Collected data entries:
------------------------------------------------

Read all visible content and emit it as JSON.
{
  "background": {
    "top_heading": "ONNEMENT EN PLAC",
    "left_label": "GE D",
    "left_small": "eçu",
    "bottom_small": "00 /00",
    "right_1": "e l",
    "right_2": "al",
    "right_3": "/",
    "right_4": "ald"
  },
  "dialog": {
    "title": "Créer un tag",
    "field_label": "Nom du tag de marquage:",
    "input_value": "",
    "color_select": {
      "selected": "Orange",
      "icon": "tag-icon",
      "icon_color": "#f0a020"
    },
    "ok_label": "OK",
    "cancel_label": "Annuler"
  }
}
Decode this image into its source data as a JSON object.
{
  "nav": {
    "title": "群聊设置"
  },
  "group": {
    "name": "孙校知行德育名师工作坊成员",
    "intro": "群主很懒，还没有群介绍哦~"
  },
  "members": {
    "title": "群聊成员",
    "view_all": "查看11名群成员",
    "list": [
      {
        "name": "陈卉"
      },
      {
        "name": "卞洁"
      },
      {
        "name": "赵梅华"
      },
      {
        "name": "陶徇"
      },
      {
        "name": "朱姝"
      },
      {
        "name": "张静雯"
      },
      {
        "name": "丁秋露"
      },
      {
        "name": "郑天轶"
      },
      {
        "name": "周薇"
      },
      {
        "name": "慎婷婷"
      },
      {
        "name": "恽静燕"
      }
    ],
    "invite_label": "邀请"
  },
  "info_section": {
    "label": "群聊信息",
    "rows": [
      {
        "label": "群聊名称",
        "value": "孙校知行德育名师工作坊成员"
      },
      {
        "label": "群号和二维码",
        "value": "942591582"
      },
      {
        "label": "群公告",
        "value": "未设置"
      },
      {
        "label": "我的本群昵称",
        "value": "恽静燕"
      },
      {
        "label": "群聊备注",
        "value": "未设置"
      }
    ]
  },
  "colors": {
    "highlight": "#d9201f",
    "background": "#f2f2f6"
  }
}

------------------------------------------------

WORK TO COMPLETE
Give back the lines above exactly, from the one with "Decode this image" through the last line.

ANSWER IN FULL
Decode this image into its source data as a JSON object.
{
  "nav": {
    "title": "群聊设置"
  },
  "group": {
    "name": "孙校知行德育名师工作坊成员",
    "intro": "群主很懒，还没有群介绍哦~"
  },
  "members": {
    "title": "群聊成员",
    "view_all": "查看11名群成员",
    "list": [
      {
        "name": "陈卉"
      },
      {
        "name": "卞洁"
      },
      {
        "name": "赵梅华"
      },
      {
        "name": "陶徇"
      },
      {
        "name": "朱姝"
      },
      {
        "name": "张静雯"
      },
      {
        "name": "丁秋露"
      },
      {
        "name": "郑天轶"
      },
      {
        "name": "周薇"
      },
      {
        "name": "慎婷婷"
      },
      {
        "name": "恽静燕"
      }
    ],
    "invite_label": "邀请"
  },
  "info_section": {
    "label": "群聊信息",
    "rows": [
      {
        "label": "群聊名称",
        "value": "孙校知行德育名师工作坊成员"
      },
      {
        "label": "群号和二维码",
        "value": "942591582"
      },
      {
        "label": "群公告",
        "value": "未设置"
      },
      {
        "label": "我的本群昵称",
        "value": "恽静燕"
      },
      {
        "label": "群聊备注",
        "value": "未设置"
      }
    ]
  },
  "colors": {
    "highlight": "#d9201f",
    "background": "#f2f2f6"
  }
}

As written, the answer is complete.